▶ _Stored entries_
::::
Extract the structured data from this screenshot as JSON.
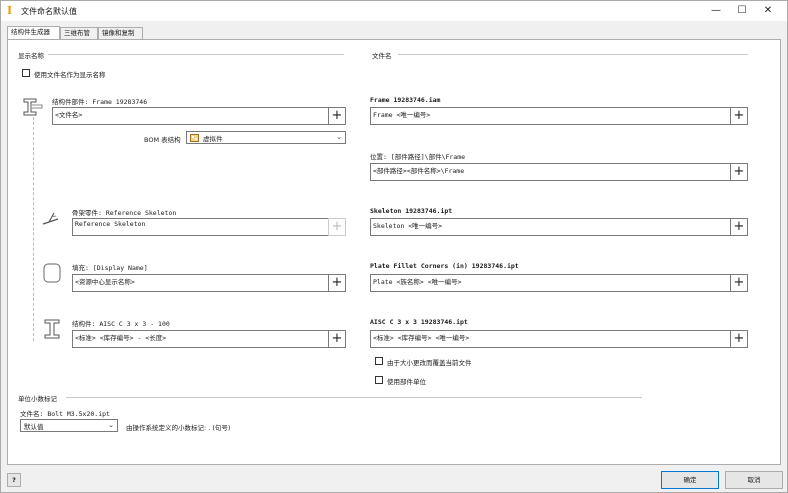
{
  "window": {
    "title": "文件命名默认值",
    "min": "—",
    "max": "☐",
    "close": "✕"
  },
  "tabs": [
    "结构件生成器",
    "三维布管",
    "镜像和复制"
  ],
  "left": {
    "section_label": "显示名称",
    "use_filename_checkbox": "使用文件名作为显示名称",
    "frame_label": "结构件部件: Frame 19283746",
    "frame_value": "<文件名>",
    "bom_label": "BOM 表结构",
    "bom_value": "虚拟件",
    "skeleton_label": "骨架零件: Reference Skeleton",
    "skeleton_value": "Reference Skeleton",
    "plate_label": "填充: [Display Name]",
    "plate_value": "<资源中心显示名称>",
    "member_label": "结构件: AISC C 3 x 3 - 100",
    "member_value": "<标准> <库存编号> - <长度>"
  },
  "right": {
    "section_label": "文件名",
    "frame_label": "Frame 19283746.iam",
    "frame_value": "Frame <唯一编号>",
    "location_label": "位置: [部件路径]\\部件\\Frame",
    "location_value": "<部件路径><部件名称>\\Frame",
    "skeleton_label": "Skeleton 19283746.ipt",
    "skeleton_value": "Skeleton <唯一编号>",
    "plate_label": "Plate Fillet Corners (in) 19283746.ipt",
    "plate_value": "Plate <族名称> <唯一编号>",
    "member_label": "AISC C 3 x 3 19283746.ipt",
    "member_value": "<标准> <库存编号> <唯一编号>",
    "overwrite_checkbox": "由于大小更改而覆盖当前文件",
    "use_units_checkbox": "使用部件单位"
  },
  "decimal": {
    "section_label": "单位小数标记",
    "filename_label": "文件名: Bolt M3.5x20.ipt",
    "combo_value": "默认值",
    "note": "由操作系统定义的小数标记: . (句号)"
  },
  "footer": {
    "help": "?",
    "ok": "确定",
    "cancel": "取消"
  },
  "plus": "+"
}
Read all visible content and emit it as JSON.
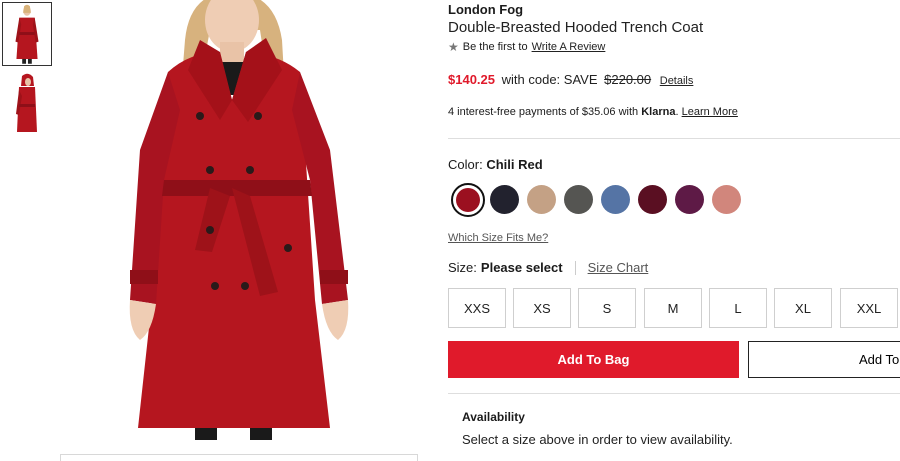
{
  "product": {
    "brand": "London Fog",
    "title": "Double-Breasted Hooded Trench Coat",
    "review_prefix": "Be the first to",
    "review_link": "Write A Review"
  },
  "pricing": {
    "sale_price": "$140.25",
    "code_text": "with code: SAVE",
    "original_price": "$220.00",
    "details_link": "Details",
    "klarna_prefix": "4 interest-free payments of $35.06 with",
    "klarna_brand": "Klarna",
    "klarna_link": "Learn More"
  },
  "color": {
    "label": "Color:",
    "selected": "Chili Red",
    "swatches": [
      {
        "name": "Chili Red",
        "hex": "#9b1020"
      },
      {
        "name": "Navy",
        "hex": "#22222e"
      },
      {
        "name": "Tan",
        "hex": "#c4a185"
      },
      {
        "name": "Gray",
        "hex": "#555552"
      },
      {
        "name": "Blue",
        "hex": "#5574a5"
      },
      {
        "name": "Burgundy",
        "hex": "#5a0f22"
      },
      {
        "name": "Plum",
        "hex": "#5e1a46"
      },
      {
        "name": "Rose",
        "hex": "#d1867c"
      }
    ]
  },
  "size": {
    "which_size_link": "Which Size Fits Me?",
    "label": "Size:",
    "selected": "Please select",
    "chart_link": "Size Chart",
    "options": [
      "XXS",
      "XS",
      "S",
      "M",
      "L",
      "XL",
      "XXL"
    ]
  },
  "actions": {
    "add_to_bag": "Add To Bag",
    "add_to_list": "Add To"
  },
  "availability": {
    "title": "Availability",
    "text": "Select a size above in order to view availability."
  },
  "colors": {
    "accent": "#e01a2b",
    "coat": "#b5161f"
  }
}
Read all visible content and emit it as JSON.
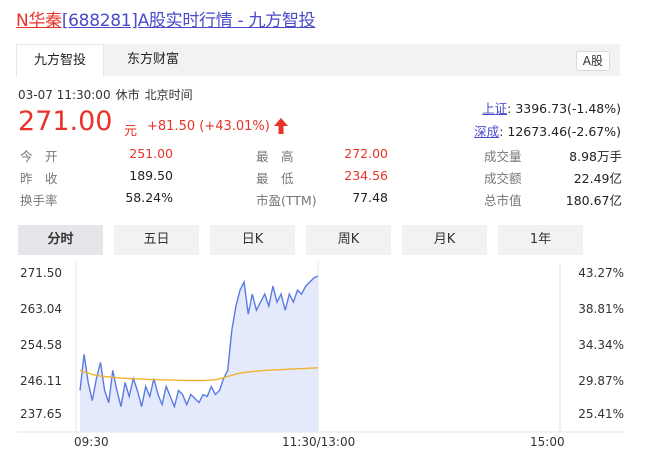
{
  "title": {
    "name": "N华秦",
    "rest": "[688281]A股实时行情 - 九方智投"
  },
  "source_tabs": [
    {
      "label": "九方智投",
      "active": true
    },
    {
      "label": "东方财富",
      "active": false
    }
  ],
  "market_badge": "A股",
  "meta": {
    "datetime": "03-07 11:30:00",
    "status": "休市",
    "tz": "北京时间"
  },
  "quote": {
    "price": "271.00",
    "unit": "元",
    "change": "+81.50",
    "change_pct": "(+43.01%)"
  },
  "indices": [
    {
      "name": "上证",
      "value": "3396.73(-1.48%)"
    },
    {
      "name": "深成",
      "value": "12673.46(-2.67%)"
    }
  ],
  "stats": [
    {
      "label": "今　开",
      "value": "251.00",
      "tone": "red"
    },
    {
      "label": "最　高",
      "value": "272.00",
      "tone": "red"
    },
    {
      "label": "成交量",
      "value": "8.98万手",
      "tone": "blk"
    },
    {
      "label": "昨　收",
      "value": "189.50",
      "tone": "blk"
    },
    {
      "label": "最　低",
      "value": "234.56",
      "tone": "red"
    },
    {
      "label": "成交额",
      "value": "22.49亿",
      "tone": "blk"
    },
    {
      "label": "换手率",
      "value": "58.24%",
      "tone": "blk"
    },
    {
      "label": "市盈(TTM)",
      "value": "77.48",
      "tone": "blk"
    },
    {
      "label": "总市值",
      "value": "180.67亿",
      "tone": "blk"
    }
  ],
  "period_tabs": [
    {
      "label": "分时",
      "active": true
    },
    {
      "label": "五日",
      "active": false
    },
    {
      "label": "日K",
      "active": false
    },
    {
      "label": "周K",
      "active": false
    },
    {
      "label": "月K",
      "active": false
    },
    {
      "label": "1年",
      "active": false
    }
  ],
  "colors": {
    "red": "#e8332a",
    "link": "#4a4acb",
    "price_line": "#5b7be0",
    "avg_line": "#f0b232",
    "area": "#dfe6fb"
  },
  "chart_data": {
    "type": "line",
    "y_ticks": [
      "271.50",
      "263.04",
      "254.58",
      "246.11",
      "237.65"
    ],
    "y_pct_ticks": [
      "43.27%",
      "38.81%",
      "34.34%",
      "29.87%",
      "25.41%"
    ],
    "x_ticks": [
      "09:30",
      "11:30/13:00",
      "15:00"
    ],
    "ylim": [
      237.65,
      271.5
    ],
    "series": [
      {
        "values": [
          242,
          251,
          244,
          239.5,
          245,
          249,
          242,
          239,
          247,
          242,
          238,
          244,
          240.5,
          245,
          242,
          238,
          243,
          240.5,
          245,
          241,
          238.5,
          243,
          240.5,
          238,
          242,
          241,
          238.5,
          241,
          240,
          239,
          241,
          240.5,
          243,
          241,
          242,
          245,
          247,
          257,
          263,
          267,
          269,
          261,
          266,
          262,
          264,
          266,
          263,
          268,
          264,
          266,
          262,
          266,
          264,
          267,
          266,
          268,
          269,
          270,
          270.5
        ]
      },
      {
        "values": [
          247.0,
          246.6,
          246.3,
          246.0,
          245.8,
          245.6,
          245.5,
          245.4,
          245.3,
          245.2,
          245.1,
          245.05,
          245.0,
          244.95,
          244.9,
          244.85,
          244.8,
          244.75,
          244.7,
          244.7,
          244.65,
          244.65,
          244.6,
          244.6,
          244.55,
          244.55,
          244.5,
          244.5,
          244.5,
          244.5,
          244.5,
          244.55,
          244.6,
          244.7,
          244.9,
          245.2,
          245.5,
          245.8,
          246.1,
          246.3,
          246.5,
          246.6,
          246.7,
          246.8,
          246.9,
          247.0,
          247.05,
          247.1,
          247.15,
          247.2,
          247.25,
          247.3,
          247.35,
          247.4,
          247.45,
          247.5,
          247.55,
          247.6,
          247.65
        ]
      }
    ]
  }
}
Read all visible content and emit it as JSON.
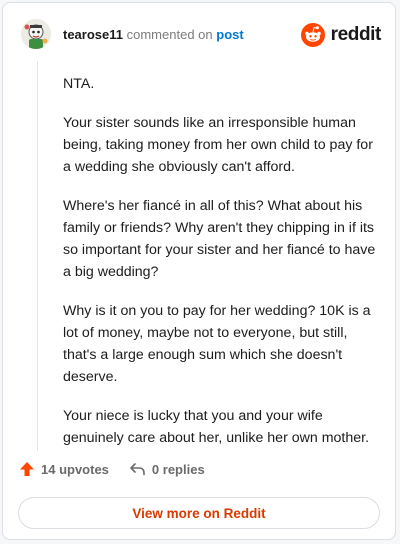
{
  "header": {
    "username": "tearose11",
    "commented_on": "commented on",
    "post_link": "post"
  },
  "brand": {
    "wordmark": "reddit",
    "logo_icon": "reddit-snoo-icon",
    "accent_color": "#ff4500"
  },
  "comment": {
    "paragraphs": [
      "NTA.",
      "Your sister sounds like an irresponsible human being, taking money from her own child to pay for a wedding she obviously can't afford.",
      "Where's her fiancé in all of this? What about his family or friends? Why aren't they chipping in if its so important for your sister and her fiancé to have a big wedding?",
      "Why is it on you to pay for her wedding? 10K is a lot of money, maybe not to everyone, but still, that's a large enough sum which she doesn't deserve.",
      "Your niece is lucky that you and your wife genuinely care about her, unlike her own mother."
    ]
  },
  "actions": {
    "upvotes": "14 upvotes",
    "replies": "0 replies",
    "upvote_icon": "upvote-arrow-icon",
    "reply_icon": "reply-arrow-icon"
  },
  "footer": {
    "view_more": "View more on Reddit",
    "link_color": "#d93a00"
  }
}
::::
Give only the number of lines in the material above where the string "AISC" appears.

▶ _TASK ANSWER_
2